## BEGIN Extracted data
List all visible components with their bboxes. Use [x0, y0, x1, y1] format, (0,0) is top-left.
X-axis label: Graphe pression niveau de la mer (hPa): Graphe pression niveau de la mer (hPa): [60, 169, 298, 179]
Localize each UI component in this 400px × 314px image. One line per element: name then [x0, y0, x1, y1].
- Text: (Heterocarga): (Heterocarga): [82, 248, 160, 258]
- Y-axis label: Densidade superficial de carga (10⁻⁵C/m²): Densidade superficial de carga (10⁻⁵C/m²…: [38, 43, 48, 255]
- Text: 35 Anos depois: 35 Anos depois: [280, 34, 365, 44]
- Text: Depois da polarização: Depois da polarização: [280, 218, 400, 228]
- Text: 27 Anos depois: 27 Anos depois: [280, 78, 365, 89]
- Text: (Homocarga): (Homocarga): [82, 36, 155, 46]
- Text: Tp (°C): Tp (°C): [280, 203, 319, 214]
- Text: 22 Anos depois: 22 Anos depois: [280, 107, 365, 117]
## END Extracted data
Do this:
Reproduce every line of the material above word for word, with nothing changed or left out.

Worked solution:
List all visible components with their bboxes. Use [x0, y0, x1, y1] format, (0,0) is top-left.
X-axis label: Graphe pression niveau de la mer (hPa): Graphe pression niveau de la mer (hPa): [60, 169, 298, 179]
Localize each UI component in this 400px × 314px image. One line per element: name then [x0, y0, x1, y1].
- Text: (Heterocarga): (Heterocarga): [82, 248, 160, 258]
- Y-axis label: Densidade superficial de carga (10⁻⁵C/m²): Densidade superficial de carga (10⁻⁵C/m²…: [38, 43, 48, 255]
- Text: 35 Anos depois: 35 Anos depois: [280, 34, 365, 44]
- Text: Depois da polarização: Depois da polarização: [280, 218, 400, 228]
- Text: 27 Anos depois: 27 Anos depois: [280, 78, 365, 89]
- Text: (Homocarga): (Homocarga): [82, 36, 155, 46]
- Text: Tp (°C): Tp (°C): [280, 203, 319, 214]
- Text: 22 Anos depois: 22 Anos depois: [280, 107, 365, 117]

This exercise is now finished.